| PROBLEM REQUIREMENTS |
Copy every line of the data that contains the string "title".

| EXERCISE MATERIAL |
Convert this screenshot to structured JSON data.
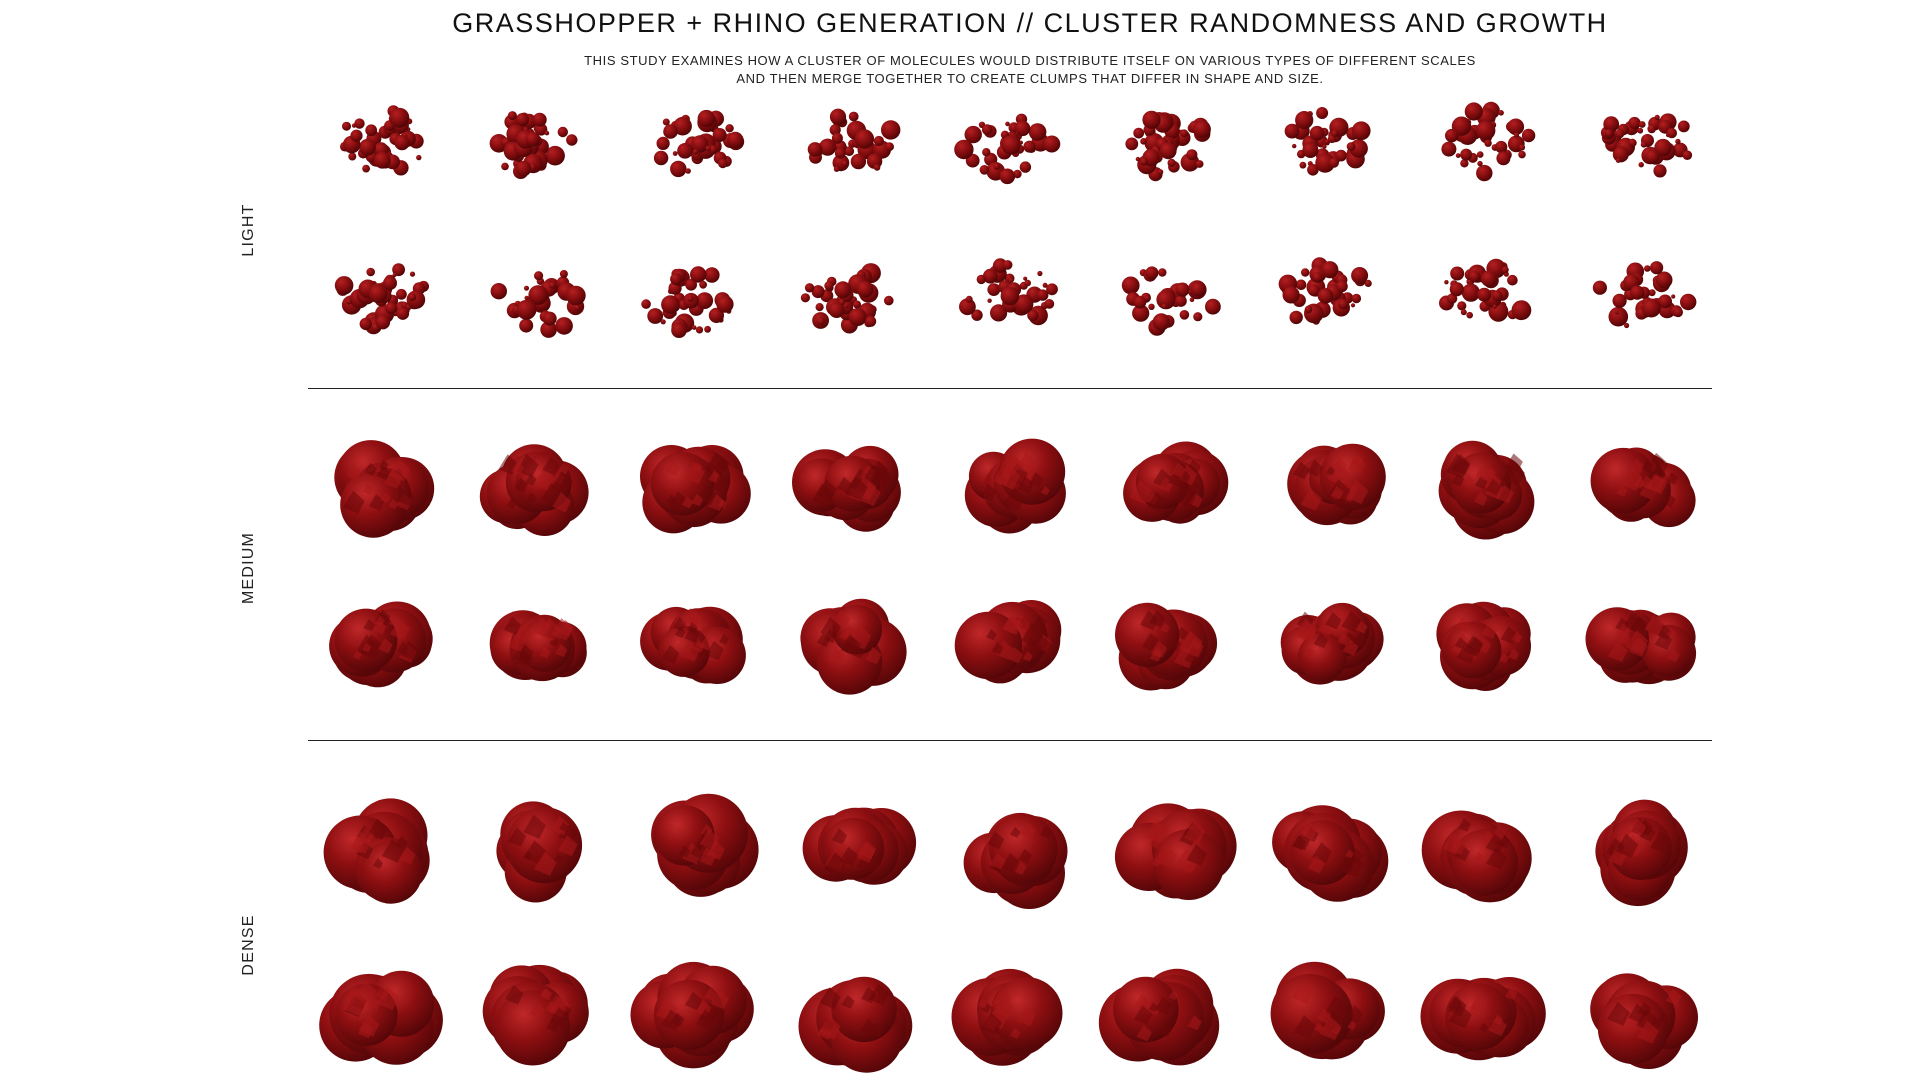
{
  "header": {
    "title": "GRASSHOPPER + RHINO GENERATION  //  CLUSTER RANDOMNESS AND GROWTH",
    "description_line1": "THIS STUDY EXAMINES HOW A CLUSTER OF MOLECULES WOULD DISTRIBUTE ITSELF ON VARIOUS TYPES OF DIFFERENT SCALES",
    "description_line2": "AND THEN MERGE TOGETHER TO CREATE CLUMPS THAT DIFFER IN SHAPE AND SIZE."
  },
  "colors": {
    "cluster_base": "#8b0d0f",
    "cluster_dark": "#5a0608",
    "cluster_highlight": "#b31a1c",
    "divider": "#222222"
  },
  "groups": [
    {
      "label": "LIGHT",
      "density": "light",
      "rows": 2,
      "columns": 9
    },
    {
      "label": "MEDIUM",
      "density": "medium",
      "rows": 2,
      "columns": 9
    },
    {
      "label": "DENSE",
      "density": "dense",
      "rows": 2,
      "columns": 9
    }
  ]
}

==

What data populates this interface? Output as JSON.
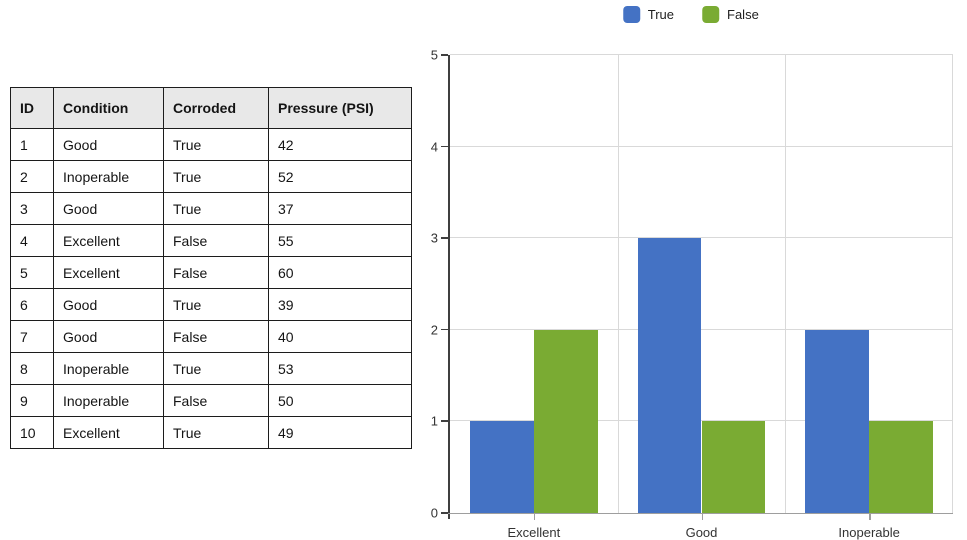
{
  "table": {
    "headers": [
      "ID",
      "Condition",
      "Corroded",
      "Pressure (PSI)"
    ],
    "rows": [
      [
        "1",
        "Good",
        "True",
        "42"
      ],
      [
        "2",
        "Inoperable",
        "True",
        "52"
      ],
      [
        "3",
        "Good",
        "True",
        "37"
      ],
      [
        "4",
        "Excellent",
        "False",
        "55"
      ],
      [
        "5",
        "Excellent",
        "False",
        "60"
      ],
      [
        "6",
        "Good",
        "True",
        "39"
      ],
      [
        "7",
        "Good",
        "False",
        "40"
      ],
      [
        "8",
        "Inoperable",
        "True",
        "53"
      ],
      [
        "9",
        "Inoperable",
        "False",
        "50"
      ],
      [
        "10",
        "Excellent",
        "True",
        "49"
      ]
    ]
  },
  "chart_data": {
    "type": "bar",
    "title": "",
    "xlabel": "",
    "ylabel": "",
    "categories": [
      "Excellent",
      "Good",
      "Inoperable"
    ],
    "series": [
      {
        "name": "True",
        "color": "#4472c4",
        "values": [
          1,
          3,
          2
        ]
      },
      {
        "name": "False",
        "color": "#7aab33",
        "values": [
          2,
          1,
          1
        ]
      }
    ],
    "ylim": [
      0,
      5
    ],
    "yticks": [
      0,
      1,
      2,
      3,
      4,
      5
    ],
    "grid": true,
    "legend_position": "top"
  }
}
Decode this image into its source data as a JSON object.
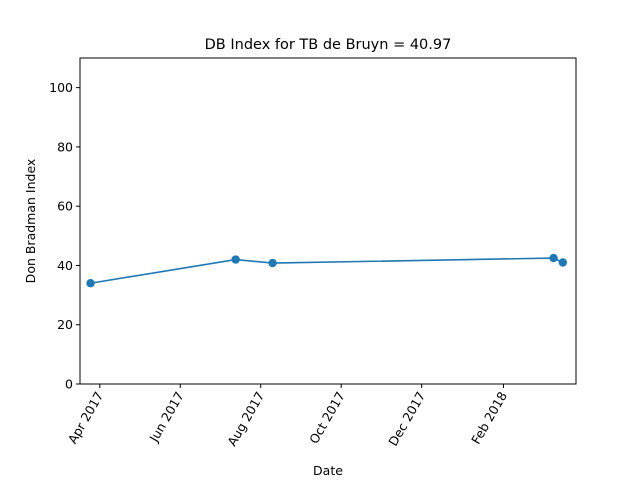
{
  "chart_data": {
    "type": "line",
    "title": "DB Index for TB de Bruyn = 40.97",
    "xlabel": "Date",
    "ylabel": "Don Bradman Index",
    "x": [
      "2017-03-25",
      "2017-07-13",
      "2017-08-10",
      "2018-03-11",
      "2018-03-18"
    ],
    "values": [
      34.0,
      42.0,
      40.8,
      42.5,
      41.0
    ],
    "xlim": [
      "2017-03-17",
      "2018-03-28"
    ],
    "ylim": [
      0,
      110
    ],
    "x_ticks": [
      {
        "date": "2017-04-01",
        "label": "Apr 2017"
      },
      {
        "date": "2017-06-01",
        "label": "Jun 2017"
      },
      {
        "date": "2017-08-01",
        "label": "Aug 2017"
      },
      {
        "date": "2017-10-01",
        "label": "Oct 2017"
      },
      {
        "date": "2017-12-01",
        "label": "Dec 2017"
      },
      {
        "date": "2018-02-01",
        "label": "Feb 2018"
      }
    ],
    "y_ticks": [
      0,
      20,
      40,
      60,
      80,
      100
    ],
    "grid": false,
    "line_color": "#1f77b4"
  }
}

| SOLVED PROBLEM |
    "title": "GRASSHOPPER + RHINO GENERATION  //  CLUSTER RANDOMNESS AND GROWTH",
    "title": "",
    "title": "DB Index for TB de Bruyn = 40.97",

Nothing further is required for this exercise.